═══ DATA SECTION
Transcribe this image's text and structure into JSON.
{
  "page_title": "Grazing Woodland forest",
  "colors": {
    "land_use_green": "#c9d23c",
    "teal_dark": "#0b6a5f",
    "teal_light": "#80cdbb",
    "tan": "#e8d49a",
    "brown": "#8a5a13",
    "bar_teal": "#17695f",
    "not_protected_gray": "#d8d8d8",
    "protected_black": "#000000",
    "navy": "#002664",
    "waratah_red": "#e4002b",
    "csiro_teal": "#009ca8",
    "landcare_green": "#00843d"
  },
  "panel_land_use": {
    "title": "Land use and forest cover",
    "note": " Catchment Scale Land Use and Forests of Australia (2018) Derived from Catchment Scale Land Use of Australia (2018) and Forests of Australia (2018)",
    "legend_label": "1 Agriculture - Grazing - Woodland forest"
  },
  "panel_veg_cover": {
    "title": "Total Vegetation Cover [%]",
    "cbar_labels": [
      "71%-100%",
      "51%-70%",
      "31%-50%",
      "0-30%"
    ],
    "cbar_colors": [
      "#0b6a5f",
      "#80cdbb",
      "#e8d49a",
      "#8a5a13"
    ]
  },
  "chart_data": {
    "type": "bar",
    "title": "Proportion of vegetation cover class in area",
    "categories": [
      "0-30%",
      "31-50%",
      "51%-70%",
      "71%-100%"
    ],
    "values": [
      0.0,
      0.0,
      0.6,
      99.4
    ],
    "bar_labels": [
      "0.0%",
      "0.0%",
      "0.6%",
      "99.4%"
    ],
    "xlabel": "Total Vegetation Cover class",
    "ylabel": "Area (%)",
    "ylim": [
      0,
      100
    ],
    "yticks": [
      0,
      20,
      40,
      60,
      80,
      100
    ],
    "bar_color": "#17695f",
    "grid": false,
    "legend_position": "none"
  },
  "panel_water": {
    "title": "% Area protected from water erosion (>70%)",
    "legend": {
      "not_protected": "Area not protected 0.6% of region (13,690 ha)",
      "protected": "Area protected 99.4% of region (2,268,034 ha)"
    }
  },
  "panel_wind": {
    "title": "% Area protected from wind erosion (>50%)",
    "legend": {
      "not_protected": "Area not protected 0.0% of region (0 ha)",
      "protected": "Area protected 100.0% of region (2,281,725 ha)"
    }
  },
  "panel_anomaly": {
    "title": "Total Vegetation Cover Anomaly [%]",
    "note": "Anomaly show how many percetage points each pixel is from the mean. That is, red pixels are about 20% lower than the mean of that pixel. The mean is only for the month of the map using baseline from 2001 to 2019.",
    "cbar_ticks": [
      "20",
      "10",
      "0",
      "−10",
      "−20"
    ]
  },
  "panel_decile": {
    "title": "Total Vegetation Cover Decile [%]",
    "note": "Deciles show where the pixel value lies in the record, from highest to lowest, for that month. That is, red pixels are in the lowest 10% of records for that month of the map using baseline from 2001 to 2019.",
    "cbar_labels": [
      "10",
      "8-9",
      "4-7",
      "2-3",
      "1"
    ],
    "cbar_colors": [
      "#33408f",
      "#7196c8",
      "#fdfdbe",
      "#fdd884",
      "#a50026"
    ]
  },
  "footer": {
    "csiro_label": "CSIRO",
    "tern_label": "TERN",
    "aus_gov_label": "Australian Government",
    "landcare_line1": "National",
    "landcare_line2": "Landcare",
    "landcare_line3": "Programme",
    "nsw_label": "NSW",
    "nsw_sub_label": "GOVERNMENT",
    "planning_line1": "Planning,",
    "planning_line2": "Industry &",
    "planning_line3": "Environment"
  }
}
══════
**EXERCISE REQUIREMENTS**. All of the entries above need to be reproduced exactly.

**SOLUTION**.
Transcribe this image's text and structure into JSON.
{
  "page_title": "Grazing Woodland forest",
  "colors": {
    "land_use_green": "#c9d23c",
    "teal_dark": "#0b6a5f",
    "teal_light": "#80cdbb",
    "tan": "#e8d49a",
    "brown": "#8a5a13",
    "bar_teal": "#17695f",
    "not_protected_gray": "#d8d8d8",
    "protected_black": "#000000",
    "navy": "#002664",
    "waratah_red": "#e4002b",
    "csiro_teal": "#009ca8",
    "landcare_green": "#00843d"
  },
  "panel_land_use": {
    "title": "Land use and forest cover",
    "note": " Catchment Scale Land Use and Forests of Australia (2018) Derived from Catchment Scale Land Use of Australia (2018) and Forests of Australia (2018)",
    "legend_label": "1 Agriculture - Grazing - Woodland forest"
  },
  "panel_veg_cover": {
    "title": "Total Vegetation Cover [%]",
    "cbar_labels": [
      "71%-100%",
      "51%-70%",
      "31%-50%",
      "0-30%"
    ],
    "cbar_colors": [
      "#0b6a5f",
      "#80cdbb",
      "#e8d49a",
      "#8a5a13"
    ]
  },
  "chart_data": {
    "type": "bar",
    "title": "Proportion of vegetation cover class in area",
    "categories": [
      "0-30%",
      "31-50%",
      "51%-70%",
      "71%-100%"
    ],
    "values": [
      0.0,
      0.0,
      0.6,
      99.4
    ],
    "bar_labels": [
      "0.0%",
      "0.0%",
      "0.6%",
      "99.4%"
    ],
    "xlabel": "Total Vegetation Cover class",
    "ylabel": "Area (%)",
    "ylim": [
      0,
      100
    ],
    "yticks": [
      0,
      20,
      40,
      60,
      80,
      100
    ],
    "bar_color": "#17695f",
    "grid": false,
    "legend_position": "none"
  },
  "panel_water": {
    "title": "% Area protected from water erosion (>70%)",
    "legend": {
      "not_protected": "Area not protected 0.6% of region (13,690 ha)",
      "protected": "Area protected 99.4% of region (2,268,034 ha)"
    }
  },
  "panel_wind": {
    "title": "% Area protected from wind erosion (>50%)",
    "legend": {
      "not_protected": "Area not protected 0.0% of region (0 ha)",
      "protected": "Area protected 100.0% of region (2,281,725 ha)"
    }
  },
  "panel_anomaly": {
    "title": "Total Vegetation Cover Anomaly [%]",
    "note": "Anomaly show how many percetage points each pixel is from the mean. That is, red pixels are about 20% lower than the mean of that pixel. The mean is only for the month of the map using baseline from 2001 to 2019.",
    "cbar_ticks": [
      "20",
      "10",
      "0",
      "−10",
      "−20"
    ]
  },
  "panel_decile": {
    "title": "Total Vegetation Cover Decile [%]",
    "note": "Deciles show where the pixel value lies in the record, from highest to lowest, for that month. That is, red pixels are in the lowest 10% of records for that month of the map using baseline from 2001 to 2019.",
    "cbar_labels": [
      "10",
      "8-9",
      "4-7",
      "2-3",
      "1"
    ],
    "cbar_colors": [
      "#33408f",
      "#7196c8",
      "#fdfdbe",
      "#fdd884",
      "#a50026"
    ]
  },
  "footer": {
    "csiro_label": "CSIRO",
    "tern_label": "TERN",
    "aus_gov_label": "Australian Government",
    "landcare_line1": "National",
    "landcare_line2": "Landcare",
    "landcare_line3": "Programme",
    "nsw_label": "NSW",
    "nsw_sub_label": "GOVERNMENT",
    "planning_line1": "Planning,",
    "planning_line2": "Industry &",
    "planning_line3": "Environment"
  }
}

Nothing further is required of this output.